[Records from a collection]

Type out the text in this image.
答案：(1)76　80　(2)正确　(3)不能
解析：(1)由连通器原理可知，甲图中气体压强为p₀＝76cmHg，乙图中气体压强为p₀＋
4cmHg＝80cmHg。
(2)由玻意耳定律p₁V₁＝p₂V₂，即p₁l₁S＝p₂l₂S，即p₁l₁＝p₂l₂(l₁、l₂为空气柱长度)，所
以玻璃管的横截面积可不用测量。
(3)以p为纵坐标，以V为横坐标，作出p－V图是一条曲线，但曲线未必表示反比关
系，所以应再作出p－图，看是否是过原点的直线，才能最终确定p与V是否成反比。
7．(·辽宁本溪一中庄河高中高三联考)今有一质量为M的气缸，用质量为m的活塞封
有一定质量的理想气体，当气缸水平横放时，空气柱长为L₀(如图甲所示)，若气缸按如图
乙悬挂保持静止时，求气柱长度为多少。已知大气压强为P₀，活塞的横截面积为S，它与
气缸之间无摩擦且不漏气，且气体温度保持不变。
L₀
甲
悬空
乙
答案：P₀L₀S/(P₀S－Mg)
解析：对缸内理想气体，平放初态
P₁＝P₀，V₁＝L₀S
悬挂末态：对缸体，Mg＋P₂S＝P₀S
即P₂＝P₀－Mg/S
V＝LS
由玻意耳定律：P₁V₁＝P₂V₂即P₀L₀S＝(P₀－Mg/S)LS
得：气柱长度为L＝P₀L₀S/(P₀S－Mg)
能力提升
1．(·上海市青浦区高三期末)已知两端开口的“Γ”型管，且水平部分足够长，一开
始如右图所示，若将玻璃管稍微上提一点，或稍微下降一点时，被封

**WORK INSTRUCTIONS:**
Reproduce every line above without error.

**TASK OUTPUT:**
Type out the text in this image.
答案：(1)76　80　(2)正确　(3)不能
解析：(1)由连通器原理可知，甲图中气体压强为p₀＝76cmHg，乙图中气体压强为p₀＋
4cmHg＝80cmHg。
(2)由玻意耳定律p₁V₁＝p₂V₂，即p₁l₁S＝p₂l₂S，即p₁l₁＝p₂l₂(l₁、l₂为空气柱长度)，所
以玻璃管的横截面积可不用测量。
(3)以p为纵坐标，以V为横坐标，作出p－V图是一条曲线，但曲线未必表示反比关
系，所以应再作出p－图，看是否是过原点的直线，才能最终确定p与V是否成反比。
7．(·辽宁本溪一中庄河高中高三联考)今有一质量为M的气缸，用质量为m的活塞封
有一定质量的理想气体，当气缸水平横放时，空气柱长为L₀(如图甲所示)，若气缸按如图
乙悬挂保持静止时，求气柱长度为多少。已知大气压强为P₀，活塞的横截面积为S，它与
气缸之间无摩擦且不漏气，且气体温度保持不变。
L₀
甲
悬空
乙
答案：P₀L₀S/(P₀S－Mg)
解析：对缸内理想气体，平放初态
P₁＝P₀，V₁＝L₀S
悬挂末态：对缸体，Mg＋P₂S＝P₀S
即P₂＝P₀－Mg/S
V＝LS
由玻意耳定律：P₁V₁＝P₂V₂即P₀L₀S＝(P₀－Mg/S)LS
得：气柱长度为L＝P₀L₀S/(P₀S－Mg)
能力提升
1．(·上海市青浦区高三期末)已知两端开口的“Γ”型管，且水平部分足够长，一开
始如右图所示，若将玻璃管稍微上提一点，或稍微下降一点时，被封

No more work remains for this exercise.